Print the listing that follows, character for character.

Start

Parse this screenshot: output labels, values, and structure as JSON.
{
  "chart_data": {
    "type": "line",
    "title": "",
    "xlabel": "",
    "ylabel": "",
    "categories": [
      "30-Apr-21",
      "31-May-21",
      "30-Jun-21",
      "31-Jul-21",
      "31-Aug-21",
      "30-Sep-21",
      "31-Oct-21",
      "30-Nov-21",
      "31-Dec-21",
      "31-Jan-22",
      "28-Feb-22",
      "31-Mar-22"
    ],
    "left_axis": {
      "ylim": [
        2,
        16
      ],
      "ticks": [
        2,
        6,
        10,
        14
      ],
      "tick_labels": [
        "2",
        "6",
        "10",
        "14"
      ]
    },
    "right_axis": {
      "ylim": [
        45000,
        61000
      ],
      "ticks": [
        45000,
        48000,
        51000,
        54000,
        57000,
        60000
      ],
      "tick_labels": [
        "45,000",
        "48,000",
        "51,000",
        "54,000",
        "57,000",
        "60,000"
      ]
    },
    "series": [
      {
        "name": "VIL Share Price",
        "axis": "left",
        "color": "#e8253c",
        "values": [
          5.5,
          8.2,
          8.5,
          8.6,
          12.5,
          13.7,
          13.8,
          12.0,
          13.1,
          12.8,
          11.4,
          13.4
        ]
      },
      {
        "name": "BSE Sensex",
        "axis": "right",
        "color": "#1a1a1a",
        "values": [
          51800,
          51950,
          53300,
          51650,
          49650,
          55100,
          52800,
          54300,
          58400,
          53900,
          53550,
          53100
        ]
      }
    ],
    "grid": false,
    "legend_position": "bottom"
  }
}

End

◆ Solved problem ◆
Parse this screenshot: output labels, values, and structure as JSON.
{
  "chart_data": {
    "type": "line",
    "title": "",
    "xlabel": "",
    "ylabel": "",
    "categories": [
      "30-Apr-21",
      "31-May-21",
      "30-Jun-21",
      "31-Jul-21",
      "31-Aug-21",
      "30-Sep-21",
      "31-Oct-21",
      "30-Nov-21",
      "31-Dec-21",
      "31-Jan-22",
      "28-Feb-22",
      "31-Mar-22"
    ],
    "left_axis": {
      "ylim": [
        2,
        16
      ],
      "ticks": [
        2,
        6,
        10,
        14
      ],
      "tick_labels": [
        "2",
        "6",
        "10",
        "14"
      ]
    },
    "right_axis": {
      "ylim": [
        45000,
        61000
      ],
      "ticks": [
        45000,
        48000,
        51000,
        54000,
        57000,
        60000
      ],
      "tick_labels": [
        "45,000",
        "48,000",
        "51,000",
        "54,000",
        "57,000",
        "60,000"
      ]
    },
    "series": [
      {
        "name": "VIL Share Price",
        "axis": "left",
        "color": "#e8253c",
        "values": [
          5.5,
          8.2,
          8.5,
          8.6,
          12.5,
          13.7,
          13.8,
          12.0,
          13.1,
          12.8,
          11.4,
          13.4
        ]
      },
      {
        "name": "BSE Sensex",
        "axis": "right",
        "color": "#1a1a1a",
        "values": [
          51800,
          51950,
          53300,
          51650,
          49650,
          55100,
          52800,
          54300,
          58400,
          53900,
          53550,
          53100
        ]
      }
    ],
    "grid": false,
    "legend_position": "bottom"
  }
}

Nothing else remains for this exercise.